▸ **What to do**
Go through the data below and copy it exactly, skipping every picture.

_ _ _ _

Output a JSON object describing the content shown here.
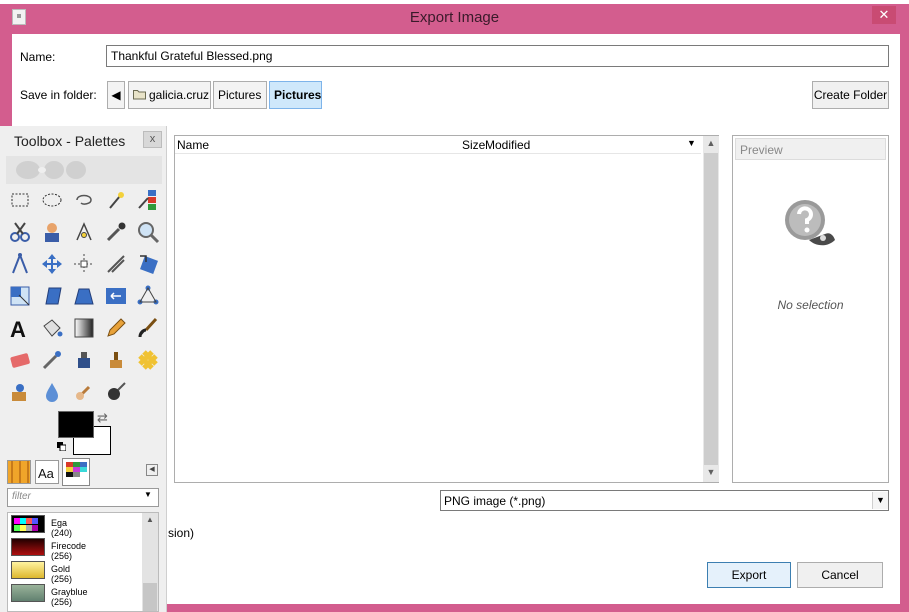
{
  "window": {
    "title": "Export Image",
    "close_glyph": "✕"
  },
  "form": {
    "name_label": "Name:",
    "name_value": "Thankful Grateful Blessed.png",
    "folder_label": "Save in folder:",
    "breadcrumbs": [
      "galicia.cruz",
      "Pictures",
      "Pictures"
    ],
    "create_folder_label": "Create Folder"
  },
  "file_list": {
    "col_name": "Name",
    "col_size": "Size",
    "col_modified": "Modified"
  },
  "preview": {
    "header": "Preview",
    "empty_text": "No selection"
  },
  "file_type": {
    "selected": "PNG image (*.png)"
  },
  "partial_label": "sion)",
  "buttons": {
    "export": "Export",
    "cancel": "Cancel"
  },
  "toolbox": {
    "title": "Toolbox - Palettes",
    "close_glyph": "x",
    "filter_placeholder": "filter",
    "palettes": [
      {
        "name": "Ega (240)"
      },
      {
        "name": "Firecode (256)"
      },
      {
        "name": "Gold (256)"
      },
      {
        "name": "Grayblue (256)"
      }
    ]
  },
  "colors": {
    "titlebar": "#d35d8e",
    "selected_crumb": "#cfe8fb",
    "fg_color": "#000000",
    "bg_color": "#ffffff"
  }
}
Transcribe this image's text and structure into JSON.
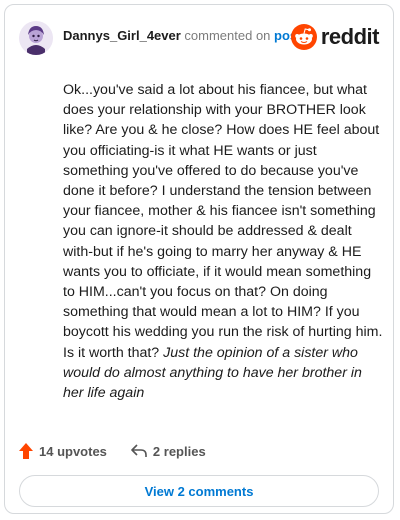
{
  "header": {
    "username": "Dannys_Girl_4ever",
    "action": "commented on",
    "post_link": "post",
    "brand": "reddit"
  },
  "comment": {
    "body_main": "Ok...you've said a lot about his fiancee, but what does your relationship with your BROTHER look like? Are you & he close? How does HE feel about you officiating-is it what HE wants or just something you've offered to do because you've done it before? I understand the tension between your fiancee, mother & his fiancee isn't something you can ignore-it should be addressed & dealt with-but if he's going to marry her anyway & HE wants you to officiate, if it would mean something to HIM...can't you focus on that? On doing something that would mean a lot to HIM? If you boycott his wedding you run the risk of hurting him. Is it worth that?",
    "body_italic": "Just the opinion of a sister who would do almost anything to have her brother in her life again"
  },
  "footer": {
    "upvotes": "14 upvotes",
    "replies": "2 replies",
    "view_comments": "View 2 comments"
  },
  "colors": {
    "accent": "#0079d3",
    "upvote_orange": "#ff4500",
    "border": "#d6d9dc"
  },
  "icons": {
    "avatar": "avatar",
    "brand": "reddit-logo-icon",
    "upvote": "upvote-arrow-icon",
    "reply": "reply-arrow-icon"
  }
}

_ _ _ _

▸ **The completed task**
Output a JSON object describing the content shown here.
{
  "window": {
    "title": "Export Image",
    "close_glyph": "✕"
  },
  "form": {
    "name_label": "Name:",
    "name_value": "Thankful Grateful Blessed.png",
    "folder_label": "Save in folder:",
    "breadcrumbs": [
      "galicia.cruz",
      "Pictures",
      "Pictures"
    ],
    "create_folder_label": "Create Folder"
  },
  "file_list": {
    "col_name": "Name",
    "col_size": "Size",
    "col_modified": "Modified"
  },
  "preview": {
    "header": "Preview",
    "empty_text": "No selection"
  },
  "file_type": {
    "selected": "PNG image (*.png)"
  },
  "partial_label": "sion)",
  "buttons": {
    "export": "Export",
    "cancel": "Cancel"
  },
  "toolbox": {
    "title": "Toolbox - Palettes",
    "close_glyph": "x",
    "filter_placeholder": "filter",
    "palettes": [
      {
        "name": "Ega (240)"
      },
      {
        "name": "Firecode (256)"
      },
      {
        "name": "Gold (256)"
      },
      {
        "name": "Grayblue (256)"
      }
    ]
  },
  "colors": {
    "titlebar": "#d35d8e",
    "selected_crumb": "#cfe8fb",
    "fg_color": "#000000",
    "bg_color": "#ffffff"
  }
}
Transcribe this image's text and structure into JSON.
{
  "header": {
    "username": "Dannys_Girl_4ever",
    "action": "commented on",
    "post_link": "post",
    "brand": "reddit"
  },
  "comment": {
    "body_main": "Ok...you've said a lot about his fiancee, but what does your relationship with your BROTHER look like? Are you & he close? How does HE feel about you officiating-is it what HE wants or just something you've offered to do because you've done it before? I understand the tension between your fiancee, mother & his fiancee isn't something you can ignore-it should be addressed & dealt with-but if he's going to marry her anyway & HE wants you to officiate, if it would mean something to HIM...can't you focus on that? On doing something that would mean a lot to HIM? If you boycott his wedding you run the risk of hurting him. Is it worth that?",
    "body_italic": "Just the opinion of a sister who would do almost anything to have her brother in her life again"
  },
  "footer": {
    "upvotes": "14 upvotes",
    "replies": "2 replies",
    "view_comments": "View 2 comments"
  },
  "colors": {
    "accent": "#0079d3",
    "upvote_orange": "#ff4500",
    "border": "#d6d9dc"
  },
  "icons": {
    "avatar": "avatar",
    "brand": "reddit-logo-icon",
    "upvote": "upvote-arrow-icon",
    "reply": "reply-arrow-icon"
  }
}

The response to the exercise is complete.